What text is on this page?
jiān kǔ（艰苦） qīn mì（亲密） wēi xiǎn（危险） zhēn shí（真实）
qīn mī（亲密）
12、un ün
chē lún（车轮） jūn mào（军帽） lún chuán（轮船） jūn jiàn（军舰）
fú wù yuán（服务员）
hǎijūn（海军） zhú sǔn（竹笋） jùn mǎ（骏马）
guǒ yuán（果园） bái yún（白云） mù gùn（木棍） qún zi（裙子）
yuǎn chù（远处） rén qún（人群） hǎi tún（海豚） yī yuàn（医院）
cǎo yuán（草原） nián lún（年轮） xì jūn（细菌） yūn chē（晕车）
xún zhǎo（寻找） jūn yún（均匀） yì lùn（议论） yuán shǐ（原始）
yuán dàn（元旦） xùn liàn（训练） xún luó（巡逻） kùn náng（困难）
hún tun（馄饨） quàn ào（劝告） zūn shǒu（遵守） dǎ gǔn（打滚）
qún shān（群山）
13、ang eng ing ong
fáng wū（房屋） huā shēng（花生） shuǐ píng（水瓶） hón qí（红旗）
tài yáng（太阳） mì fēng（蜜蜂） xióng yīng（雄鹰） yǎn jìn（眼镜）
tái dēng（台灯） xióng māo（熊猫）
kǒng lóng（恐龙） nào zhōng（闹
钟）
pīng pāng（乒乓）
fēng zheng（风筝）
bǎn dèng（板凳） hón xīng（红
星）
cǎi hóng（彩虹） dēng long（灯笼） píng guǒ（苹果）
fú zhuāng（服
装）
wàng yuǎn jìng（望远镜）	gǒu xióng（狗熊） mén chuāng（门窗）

## The request
Return all of the entries exactly as written.

## Reply to the task
What text is on this page?
jiān kǔ（艰苦） qīn mì（亲密） wēi xiǎn（危险） zhēn shí（真实）
qīn mī（亲密）
12、un ün
chē lún（车轮） jūn mào（军帽） lún chuán（轮船） jūn jiàn（军舰）
fú wù yuán（服务员）
hǎijūn（海军） zhú sǔn（竹笋） jùn mǎ（骏马）
guǒ yuán（果园） bái yún（白云） mù gùn（木棍） qún zi（裙子）
yuǎn chù（远处） rén qún（人群） hǎi tún（海豚） yī yuàn（医院）
cǎo yuán（草原） nián lún（年轮） xì jūn（细菌） yūn chē（晕车）
xún zhǎo（寻找） jūn yún（均匀） yì lùn（议论） yuán shǐ（原始）
yuán dàn（元旦） xùn liàn（训练） xún luó（巡逻） kùn náng（困难）
hún tun（馄饨） quàn ào（劝告） zūn shǒu（遵守） dǎ gǔn（打滚）
qún shān（群山）
13、ang eng ing ong
fáng wū（房屋） huā shēng（花生） shuǐ píng（水瓶） hón qí（红旗）
tài yáng（太阳） mì fēng（蜜蜂） xióng yīng（雄鹰） yǎn jìn（眼镜）
tái dēng（台灯） xióng māo（熊猫）
kǒng lóng（恐龙） nào zhōng（闹
钟）
pīng pāng（乒乓）
fēng zheng（风筝）
bǎn dèng（板凳） hón xīng（红
星）
cǎi hóng（彩虹） dēng long（灯笼） píng guǒ（苹果）
fú zhuāng（服
装）
wàng yuǎn jìng（望远镜）	gǒu xióng（狗熊） mén chuāng（门窗）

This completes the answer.